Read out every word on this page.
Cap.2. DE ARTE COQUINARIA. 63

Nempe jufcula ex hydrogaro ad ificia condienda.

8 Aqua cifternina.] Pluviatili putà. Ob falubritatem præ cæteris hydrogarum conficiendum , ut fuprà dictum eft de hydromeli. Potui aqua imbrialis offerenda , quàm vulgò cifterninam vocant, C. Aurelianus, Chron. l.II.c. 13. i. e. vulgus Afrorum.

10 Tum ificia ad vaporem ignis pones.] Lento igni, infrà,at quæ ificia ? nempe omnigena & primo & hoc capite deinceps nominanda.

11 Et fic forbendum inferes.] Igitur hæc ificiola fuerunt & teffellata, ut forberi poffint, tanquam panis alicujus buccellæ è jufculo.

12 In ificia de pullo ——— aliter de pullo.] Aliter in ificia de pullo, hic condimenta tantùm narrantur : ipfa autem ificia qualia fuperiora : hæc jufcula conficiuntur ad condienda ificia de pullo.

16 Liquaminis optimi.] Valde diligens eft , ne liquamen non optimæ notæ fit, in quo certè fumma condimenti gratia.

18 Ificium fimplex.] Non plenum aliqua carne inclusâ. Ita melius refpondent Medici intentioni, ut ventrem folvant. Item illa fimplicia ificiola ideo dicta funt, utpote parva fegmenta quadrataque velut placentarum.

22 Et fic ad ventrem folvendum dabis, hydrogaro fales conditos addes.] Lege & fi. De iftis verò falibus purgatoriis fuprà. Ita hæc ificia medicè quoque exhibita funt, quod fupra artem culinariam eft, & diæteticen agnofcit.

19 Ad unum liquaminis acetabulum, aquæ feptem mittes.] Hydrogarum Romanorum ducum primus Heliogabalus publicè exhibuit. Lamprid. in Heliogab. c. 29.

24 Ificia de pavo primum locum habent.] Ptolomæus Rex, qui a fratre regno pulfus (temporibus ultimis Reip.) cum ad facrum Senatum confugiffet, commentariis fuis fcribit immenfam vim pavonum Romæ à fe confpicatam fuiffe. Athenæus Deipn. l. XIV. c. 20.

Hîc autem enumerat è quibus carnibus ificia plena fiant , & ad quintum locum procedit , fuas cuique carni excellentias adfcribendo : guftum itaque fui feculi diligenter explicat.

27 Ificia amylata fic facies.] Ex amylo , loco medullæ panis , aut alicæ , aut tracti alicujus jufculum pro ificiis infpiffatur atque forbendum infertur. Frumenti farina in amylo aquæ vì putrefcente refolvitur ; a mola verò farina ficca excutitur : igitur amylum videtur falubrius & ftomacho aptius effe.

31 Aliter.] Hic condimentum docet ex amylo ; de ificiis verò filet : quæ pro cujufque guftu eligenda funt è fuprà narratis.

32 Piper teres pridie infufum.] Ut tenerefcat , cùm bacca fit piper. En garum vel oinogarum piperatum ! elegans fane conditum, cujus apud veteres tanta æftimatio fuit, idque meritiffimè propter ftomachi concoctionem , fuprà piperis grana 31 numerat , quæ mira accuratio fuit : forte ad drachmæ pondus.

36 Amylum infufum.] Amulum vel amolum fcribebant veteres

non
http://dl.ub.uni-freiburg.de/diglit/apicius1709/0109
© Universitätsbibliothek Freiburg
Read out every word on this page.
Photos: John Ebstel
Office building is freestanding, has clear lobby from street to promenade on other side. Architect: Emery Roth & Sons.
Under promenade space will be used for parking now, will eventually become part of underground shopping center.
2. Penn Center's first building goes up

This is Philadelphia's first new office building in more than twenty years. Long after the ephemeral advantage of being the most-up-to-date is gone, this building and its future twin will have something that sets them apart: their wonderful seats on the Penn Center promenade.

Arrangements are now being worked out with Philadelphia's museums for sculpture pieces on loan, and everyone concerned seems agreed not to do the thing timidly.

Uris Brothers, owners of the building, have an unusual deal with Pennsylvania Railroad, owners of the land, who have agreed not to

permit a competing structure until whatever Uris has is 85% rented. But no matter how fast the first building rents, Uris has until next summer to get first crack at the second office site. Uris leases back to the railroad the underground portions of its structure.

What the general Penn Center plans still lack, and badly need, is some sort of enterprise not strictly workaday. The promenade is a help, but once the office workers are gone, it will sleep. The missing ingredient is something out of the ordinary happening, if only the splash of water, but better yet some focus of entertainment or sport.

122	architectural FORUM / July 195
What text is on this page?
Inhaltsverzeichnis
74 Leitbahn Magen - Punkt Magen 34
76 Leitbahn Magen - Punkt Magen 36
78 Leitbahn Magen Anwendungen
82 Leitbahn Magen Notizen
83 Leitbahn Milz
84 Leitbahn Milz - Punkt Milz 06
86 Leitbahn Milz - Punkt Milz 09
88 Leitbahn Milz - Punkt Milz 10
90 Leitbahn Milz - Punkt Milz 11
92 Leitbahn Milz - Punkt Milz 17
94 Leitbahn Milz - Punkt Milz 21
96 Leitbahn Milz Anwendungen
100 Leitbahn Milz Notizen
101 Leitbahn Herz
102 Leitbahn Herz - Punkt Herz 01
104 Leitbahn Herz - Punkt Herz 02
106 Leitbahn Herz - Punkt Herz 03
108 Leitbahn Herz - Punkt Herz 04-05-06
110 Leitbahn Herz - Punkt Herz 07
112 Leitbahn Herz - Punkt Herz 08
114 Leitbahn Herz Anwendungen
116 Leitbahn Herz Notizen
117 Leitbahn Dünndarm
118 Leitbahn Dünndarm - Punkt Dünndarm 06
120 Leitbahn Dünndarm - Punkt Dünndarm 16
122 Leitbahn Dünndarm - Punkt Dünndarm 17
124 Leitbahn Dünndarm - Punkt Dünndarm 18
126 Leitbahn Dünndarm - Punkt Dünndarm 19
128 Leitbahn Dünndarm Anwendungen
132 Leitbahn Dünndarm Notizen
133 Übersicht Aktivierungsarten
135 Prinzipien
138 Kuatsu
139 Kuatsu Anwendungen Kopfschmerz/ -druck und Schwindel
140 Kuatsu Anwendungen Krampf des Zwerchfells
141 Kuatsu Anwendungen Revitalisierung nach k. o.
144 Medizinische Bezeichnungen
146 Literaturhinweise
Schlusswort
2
= = = = =
**Written problem**: Take every line that includes the string "funt" and copy it.

**Final result**:
18 Ificium fimplex.] Non plenum aliqua carne inclusâ. Ita melius refpondent Medici intentioni, ut ventrem folvant. Item illa fimplicia ificiola ideo dicta funt, utpote parva fegmenta quadrataque velut placentarum.
22 Et fic ad ventrem folvendum dabis, hydrogaro fales conditos addes.] Lege & fi. De iftis verò falibus purgatoriis fuprà. Ita hæc ificia medicè quoque exhibita funt, quod fupra artem culinariam eft, & diæteticen agnofcit.
31 Aliter.] Hic condimentum docet ex amylo ; de ificiis verò filet : quæ pro cujufque guftu eligenda funt è fuprà narratis.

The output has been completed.